▶ _Short problem_
Your task is to copy every line of the records below that contains "icon".

Excerpts from a figure dataset:
⁂

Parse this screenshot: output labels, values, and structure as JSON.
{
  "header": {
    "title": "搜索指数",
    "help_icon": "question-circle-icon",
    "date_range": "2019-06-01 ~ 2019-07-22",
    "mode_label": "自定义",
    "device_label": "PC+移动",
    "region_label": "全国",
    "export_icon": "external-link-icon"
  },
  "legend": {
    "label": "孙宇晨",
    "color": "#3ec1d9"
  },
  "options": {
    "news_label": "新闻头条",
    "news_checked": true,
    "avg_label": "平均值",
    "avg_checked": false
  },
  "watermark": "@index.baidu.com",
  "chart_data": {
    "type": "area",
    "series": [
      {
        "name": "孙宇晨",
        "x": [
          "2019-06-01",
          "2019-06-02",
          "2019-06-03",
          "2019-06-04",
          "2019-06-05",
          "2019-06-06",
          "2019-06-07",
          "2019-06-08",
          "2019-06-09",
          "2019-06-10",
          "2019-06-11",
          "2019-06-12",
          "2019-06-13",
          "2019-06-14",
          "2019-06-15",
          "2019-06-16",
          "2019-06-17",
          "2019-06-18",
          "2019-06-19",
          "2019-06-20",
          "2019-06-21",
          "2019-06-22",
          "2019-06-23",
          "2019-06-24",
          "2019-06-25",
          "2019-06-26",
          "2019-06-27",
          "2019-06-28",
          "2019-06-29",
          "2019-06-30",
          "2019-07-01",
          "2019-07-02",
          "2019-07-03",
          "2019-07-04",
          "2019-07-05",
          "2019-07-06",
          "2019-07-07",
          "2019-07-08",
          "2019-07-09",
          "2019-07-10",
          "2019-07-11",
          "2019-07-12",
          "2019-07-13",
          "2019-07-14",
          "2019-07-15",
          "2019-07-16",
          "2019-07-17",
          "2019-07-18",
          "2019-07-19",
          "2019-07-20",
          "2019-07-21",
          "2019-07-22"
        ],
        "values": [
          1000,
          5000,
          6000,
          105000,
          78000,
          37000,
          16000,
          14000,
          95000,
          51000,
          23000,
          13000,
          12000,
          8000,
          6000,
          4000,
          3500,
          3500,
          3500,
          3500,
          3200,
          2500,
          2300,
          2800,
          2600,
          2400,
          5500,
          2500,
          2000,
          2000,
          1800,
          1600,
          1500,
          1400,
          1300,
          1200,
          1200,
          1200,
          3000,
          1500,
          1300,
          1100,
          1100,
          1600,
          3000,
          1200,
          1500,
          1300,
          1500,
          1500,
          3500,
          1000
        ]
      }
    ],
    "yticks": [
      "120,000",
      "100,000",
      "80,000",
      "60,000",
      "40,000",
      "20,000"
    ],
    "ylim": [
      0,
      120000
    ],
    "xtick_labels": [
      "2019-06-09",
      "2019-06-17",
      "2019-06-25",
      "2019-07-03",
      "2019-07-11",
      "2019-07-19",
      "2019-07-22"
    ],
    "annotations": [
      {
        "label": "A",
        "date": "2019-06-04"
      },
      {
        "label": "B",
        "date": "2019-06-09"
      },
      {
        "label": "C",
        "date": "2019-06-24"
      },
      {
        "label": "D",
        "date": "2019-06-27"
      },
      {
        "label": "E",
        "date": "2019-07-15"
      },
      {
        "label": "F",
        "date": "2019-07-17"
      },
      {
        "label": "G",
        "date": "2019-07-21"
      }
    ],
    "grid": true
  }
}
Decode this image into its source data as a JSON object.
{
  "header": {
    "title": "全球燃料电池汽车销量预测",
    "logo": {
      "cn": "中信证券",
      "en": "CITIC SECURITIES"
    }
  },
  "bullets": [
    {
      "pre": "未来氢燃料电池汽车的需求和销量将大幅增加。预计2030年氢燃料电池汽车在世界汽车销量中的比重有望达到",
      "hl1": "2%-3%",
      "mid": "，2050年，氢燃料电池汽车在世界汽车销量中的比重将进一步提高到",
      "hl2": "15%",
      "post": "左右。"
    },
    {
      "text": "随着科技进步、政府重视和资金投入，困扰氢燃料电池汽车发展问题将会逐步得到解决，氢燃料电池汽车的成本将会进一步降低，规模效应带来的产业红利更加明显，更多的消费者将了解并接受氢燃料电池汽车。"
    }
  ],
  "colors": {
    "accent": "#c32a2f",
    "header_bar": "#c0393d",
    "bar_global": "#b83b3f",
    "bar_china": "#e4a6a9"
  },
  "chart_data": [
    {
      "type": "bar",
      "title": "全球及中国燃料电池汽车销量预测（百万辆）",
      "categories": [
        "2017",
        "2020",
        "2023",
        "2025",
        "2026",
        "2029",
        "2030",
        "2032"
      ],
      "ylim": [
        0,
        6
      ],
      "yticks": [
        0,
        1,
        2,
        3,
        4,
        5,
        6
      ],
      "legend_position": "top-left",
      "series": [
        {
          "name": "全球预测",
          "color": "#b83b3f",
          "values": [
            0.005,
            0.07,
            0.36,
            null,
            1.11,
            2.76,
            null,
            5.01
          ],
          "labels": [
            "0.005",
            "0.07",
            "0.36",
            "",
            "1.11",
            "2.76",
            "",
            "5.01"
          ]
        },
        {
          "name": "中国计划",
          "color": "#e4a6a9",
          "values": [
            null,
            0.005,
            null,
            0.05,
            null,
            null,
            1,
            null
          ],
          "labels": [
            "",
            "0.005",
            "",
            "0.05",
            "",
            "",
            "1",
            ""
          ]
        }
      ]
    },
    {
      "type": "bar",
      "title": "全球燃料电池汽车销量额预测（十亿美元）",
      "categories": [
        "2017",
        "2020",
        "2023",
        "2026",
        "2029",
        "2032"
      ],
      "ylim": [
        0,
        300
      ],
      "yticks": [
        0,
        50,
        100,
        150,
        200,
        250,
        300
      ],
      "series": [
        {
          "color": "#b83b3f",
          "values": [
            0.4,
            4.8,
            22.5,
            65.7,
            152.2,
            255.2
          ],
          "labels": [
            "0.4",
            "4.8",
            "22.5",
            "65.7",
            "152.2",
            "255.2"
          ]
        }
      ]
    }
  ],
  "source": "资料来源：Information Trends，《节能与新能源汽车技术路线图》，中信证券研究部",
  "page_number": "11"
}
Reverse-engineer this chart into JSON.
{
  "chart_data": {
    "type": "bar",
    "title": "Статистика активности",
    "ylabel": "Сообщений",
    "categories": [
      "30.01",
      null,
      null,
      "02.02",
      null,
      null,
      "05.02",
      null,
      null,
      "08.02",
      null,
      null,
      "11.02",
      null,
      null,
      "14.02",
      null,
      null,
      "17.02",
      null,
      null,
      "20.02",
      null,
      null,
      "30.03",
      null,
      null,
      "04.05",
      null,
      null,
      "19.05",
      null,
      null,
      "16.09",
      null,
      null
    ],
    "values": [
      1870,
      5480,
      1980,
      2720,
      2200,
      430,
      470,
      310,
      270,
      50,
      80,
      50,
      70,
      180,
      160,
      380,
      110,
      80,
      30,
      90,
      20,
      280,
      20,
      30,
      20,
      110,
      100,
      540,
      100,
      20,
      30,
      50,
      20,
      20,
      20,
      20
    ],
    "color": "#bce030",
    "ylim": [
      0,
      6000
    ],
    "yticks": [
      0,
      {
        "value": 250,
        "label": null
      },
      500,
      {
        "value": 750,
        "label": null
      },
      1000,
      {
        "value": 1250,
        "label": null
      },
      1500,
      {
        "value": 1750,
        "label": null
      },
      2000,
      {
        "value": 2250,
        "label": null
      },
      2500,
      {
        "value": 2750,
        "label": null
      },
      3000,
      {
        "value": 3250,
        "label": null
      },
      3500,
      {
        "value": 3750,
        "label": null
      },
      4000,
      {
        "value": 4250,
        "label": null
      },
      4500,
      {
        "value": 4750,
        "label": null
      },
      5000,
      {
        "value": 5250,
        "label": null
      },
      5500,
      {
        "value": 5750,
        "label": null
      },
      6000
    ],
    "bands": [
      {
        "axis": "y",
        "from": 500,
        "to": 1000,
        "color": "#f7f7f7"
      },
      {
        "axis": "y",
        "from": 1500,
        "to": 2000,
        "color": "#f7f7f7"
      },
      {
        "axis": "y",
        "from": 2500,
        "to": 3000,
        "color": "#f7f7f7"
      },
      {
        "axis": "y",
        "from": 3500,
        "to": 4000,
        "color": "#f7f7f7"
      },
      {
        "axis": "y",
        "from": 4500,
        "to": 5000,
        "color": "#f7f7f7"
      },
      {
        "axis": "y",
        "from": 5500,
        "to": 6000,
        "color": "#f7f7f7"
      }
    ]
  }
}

⁂

▶ _Task response_
    "help_icon": "question-circle-icon",
    "export_icon": "external-link-icon"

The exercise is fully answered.